'''
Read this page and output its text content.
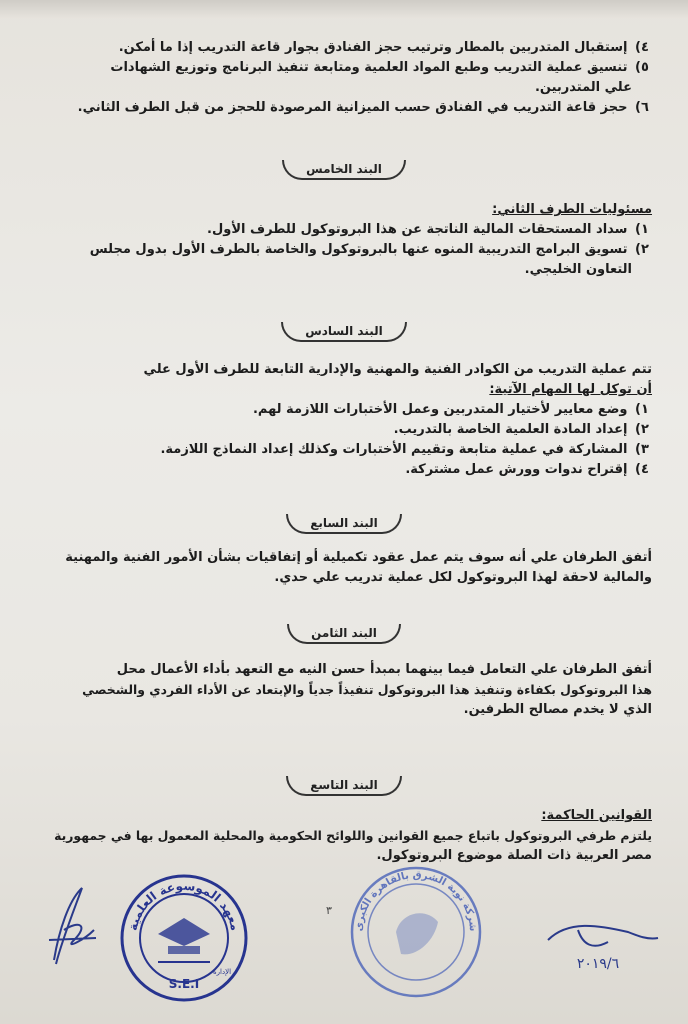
٤) إستقبال المتدربين بالمطار وترتيب حجز الفنادق بجوار قاعة التدريب إذا ما أمكن.
٥) تنسيق عملية التدريب وطبع المواد العلمية ومتابعة تنفيذ البرنامج وتوزيع الشهادات
علي المتدربين.
٦) حجز قاعة التدريب في الفنادق حسب الميزانية المرصودة للحجز من قبل الطرف الثاني.
البند الخامس
مسئوليات الطرف الثاني:
١) سداد المستحقات المالية الناتجة عن هذا البروتوكول للطرف الأول.
٢) تسويق البرامج التدريبية المنوه عنها بالبروتوكول والخاصة بالطرف الأول بدول مجلس
التعاون الخليجي.
البند السادس
تتم عملية التدريب من الكوادر الفنية والمهنية والإدارية التابعة للطرف الأول علي
أن توكل لها المهام الآتية:
١) وضع معايير لأختيار المتدربين وعمل الأختبارات اللازمة لهم.
٢) إعداد المادة العلمية الخاصة بالتدريب.
٣) المشاركة في عملية متابعة وتقييم الأختبارات وكذلك إعداد النماذج اللازمة.
٤) إقتراح ندوات وورش عمل مشتركة.
البند السابع
أتفق الطرفان علي أنه سوف يتم عمل عقود تكميلية أو إتفاقيات بشأن الأمور الفنية والمهنية
والمالية لاحقة لهذا البروتوكول لكل عملية تدريب علي حدي.
البند الثامن
أتفق الطرفان علي التعامل فيما بينهما بمبدأ حسن النيه مع التعهد بأداء الأعمال محل
هذا البروتوكول بكفاءة وتنفيذ هذا البروتوكول تنفيذاً جدياً والإبتعاد عن الأداء الفردي والشخصي
الذي لا يخدم مصالح الطرفين.
البند التاسع
القوانين الحاكمة:
يلتزم طرفي البروتوكول باتباع جميع القوانين واللوائح الحكومية والمحلية المعمول بها في جمهورية
مصر العربية ذات الصلة موضوع البروتوكول.
٣
معهد الموسوعة العلمية
S.E.I
الإدارة
شركة نوبة الشرق بالقاهرة الكبرى
٢٠١٩/٦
'''
Select every line of the records holding the string "اللازمة".

١) وضع معايير لأختيار المتدربين وعمل الأختبارات اللازمة لهم.
٣) المشاركة في عملية متابعة وتقييم الأختبارات وكذلك إعداد النماذج اللازمة.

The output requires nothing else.